--- begin Passage provided ---

Agricultural data like weather patterns, market prices, and agricultural inputs are vital to farmer organizations and food production. But while farmers generate a lot of the information, they rarely have legal rights to use it.

Now, a joint African-Canadian project is proposing a solution: “A Data Commons for Food Security,” designing a licensing model to allow farmers to benefit from the data sets to which they contribute. Currently, companies and governments who collect agricultural data have broad freedom to claim ownership of the data and choose whether to offer “open access” to it. Even when farmers have access to the data, they have no control over it.

The proposed license would benefit key people involved in agricultural data by addressing farmers’ needs for privacy, control, and benefit sharing when gathering data. This would, in turn, encourage more farmers to participate. Small and medium sized companies that collect data would benefit from a licensing model that better protects farmers, because that protection encourages trust and openness. The South African enterprise Abalobi, http://abalobi.info, for example, achieved traction with fisherfolk because they have built rights of control, access, and privacy into their design. Their experience shows that all parties benefit from data protection.

--- end Passage provided ---

* Written exercise 1
Write out word for word the part of the passage on farm data that opens with the words "The proposed license" and closes with "from data protection.".
* Written exercise 2
Decide whether each statement agrees with the passage on farm data, answering yes or no and quoting the words that settle it: (a) Farmers rarely hold legal rights to use the information they generate. (b) The data commons project is a joint African-European effort. (c) Abalobi is a business based in Kenya.
The listing that comes next is separate material and is not part of the passage on farm data.

--- begin Data extract ---

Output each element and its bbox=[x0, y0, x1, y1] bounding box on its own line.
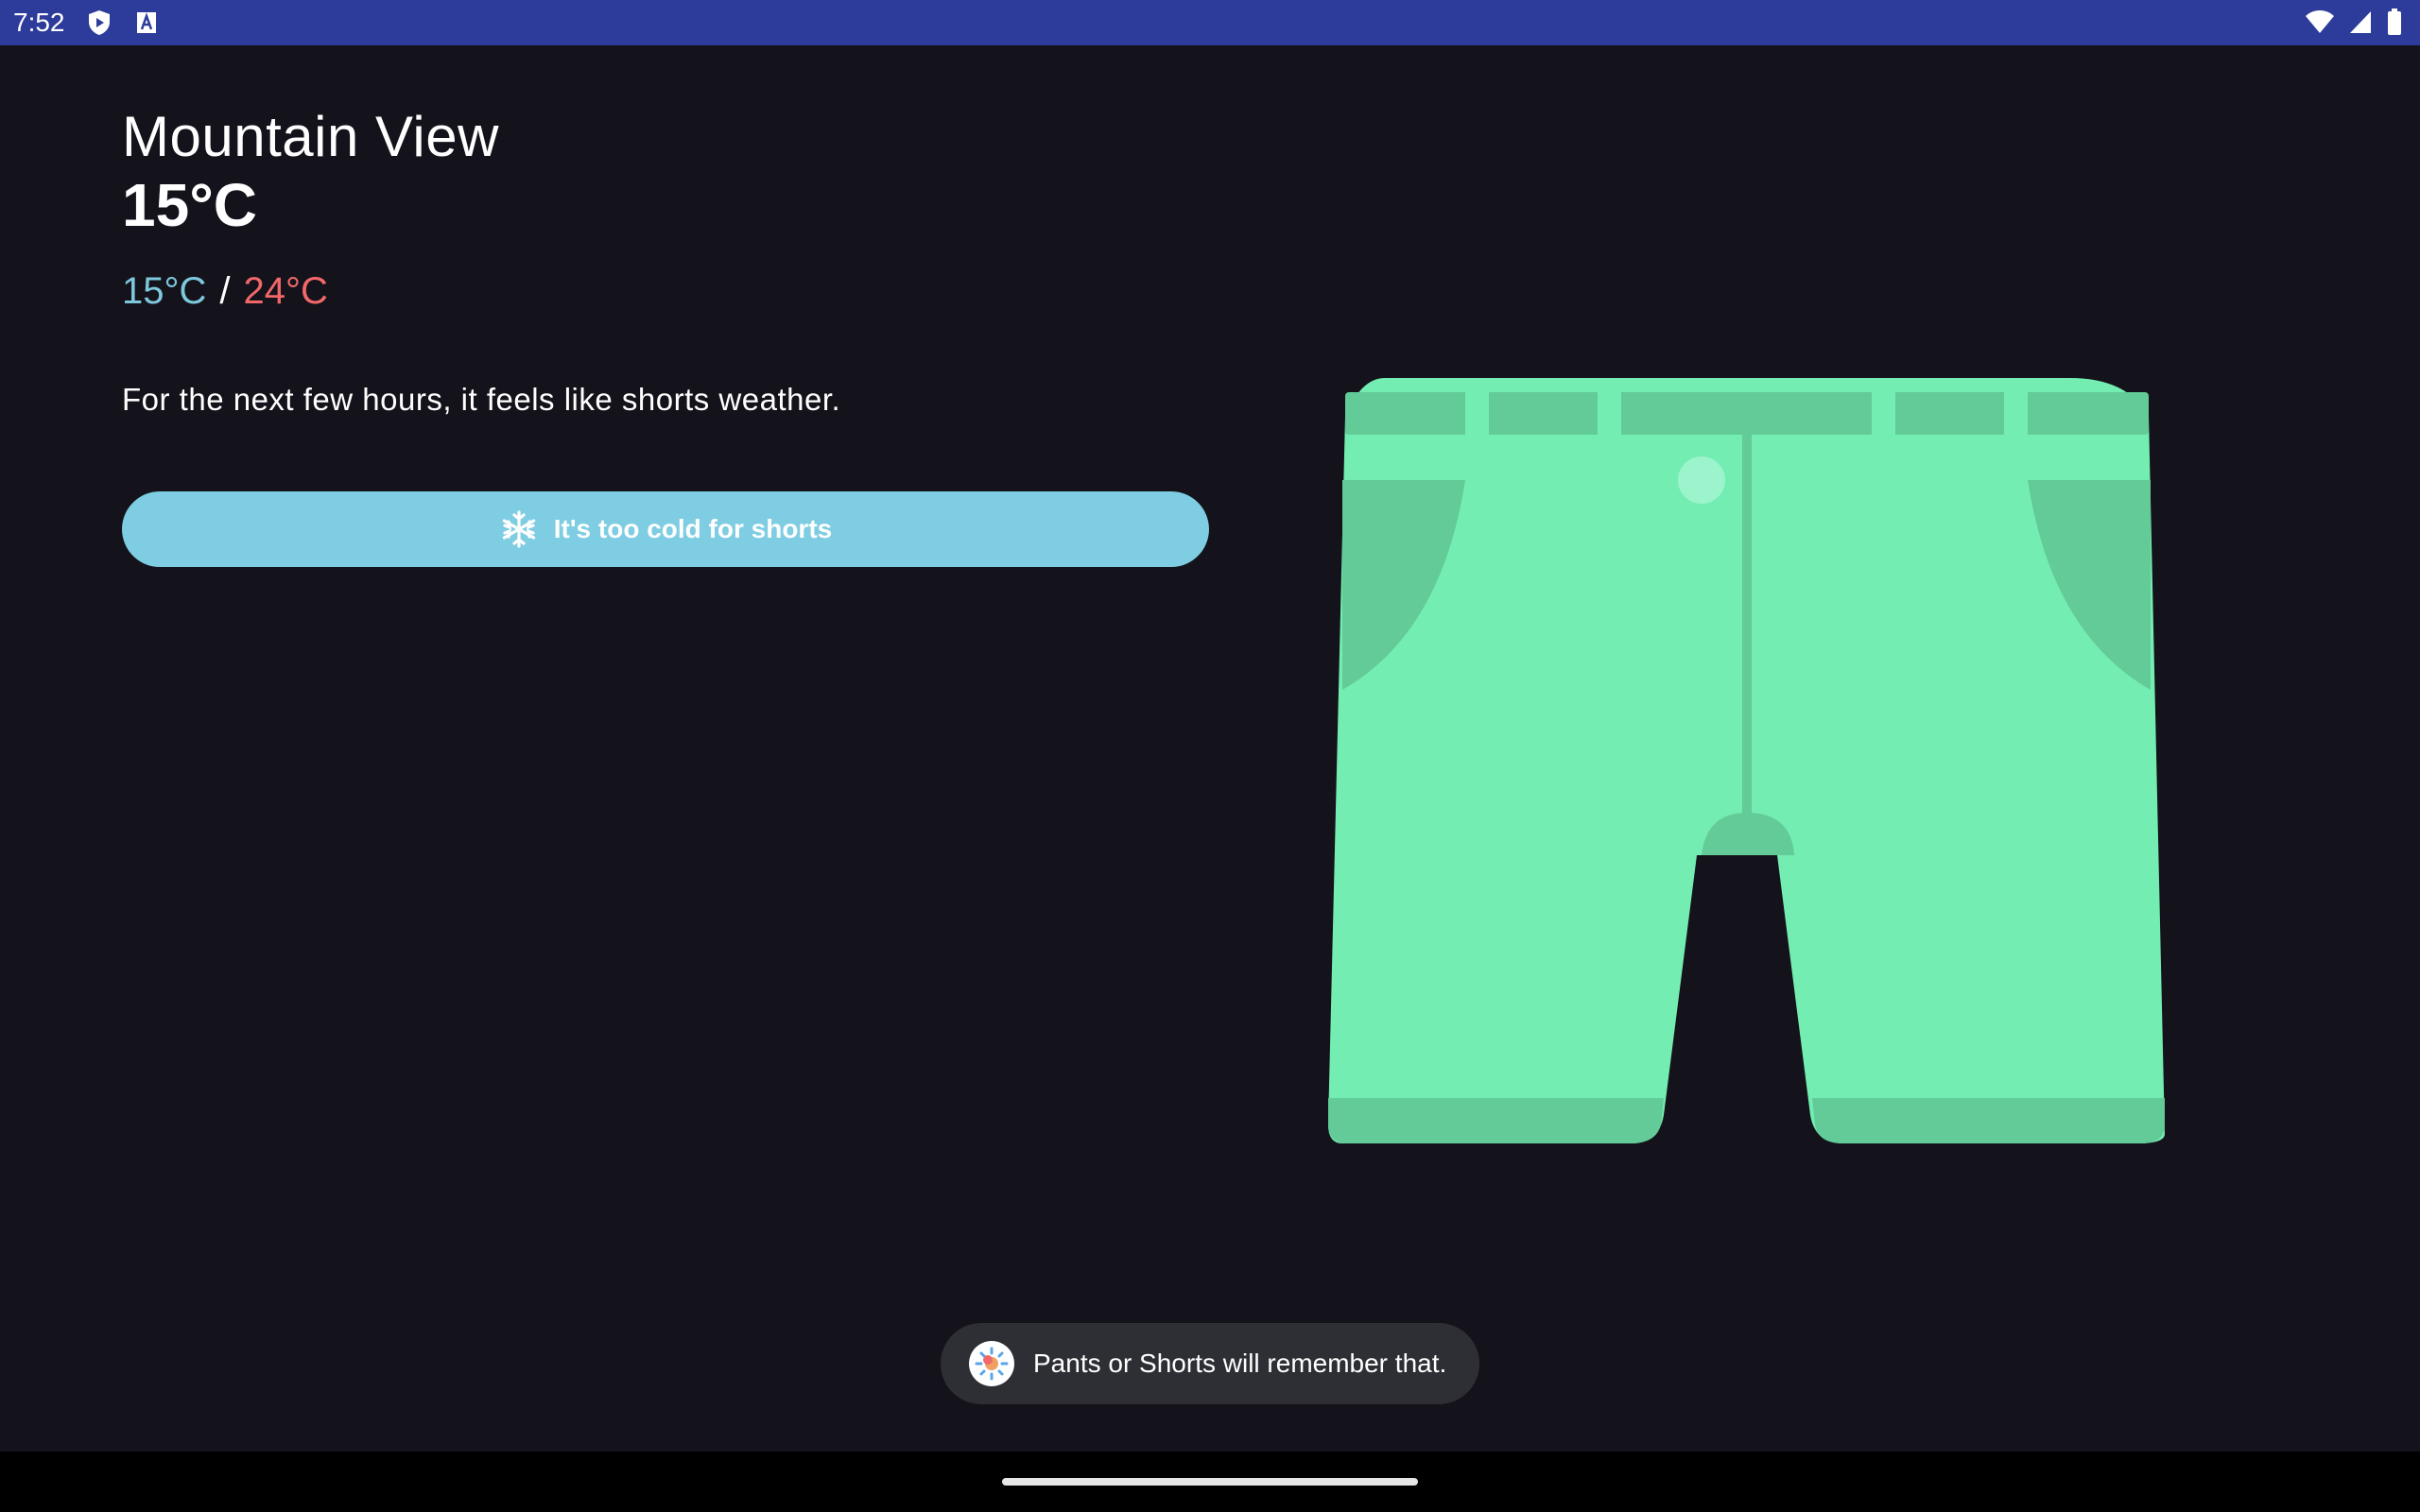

--- end Data extract ---

* Full answer 1
The proposed license would benefit key people involved in agricultural data by addressing farmers’ needs for privacy, control, and benefit sharing when gathering data. This would, in turn, encourage more farmers to participate. Small and medium sized companies that collect data would benefit from a licensing model that better protects farmers, because that protection encourages trust and openness. The South African enterprise Abalobi, http://abalobi.info, for example, achieved traction with fisherfolk because they have built rights of control, access, and privacy into their design. Their experience shows that all parties benefit from data protection.

* Full answer 2
(a) Yes: "they rarely have legal rights to use it."
(b) No: "a joint African-Canadian project"
(c) No: "The South African enterprise Abalobi"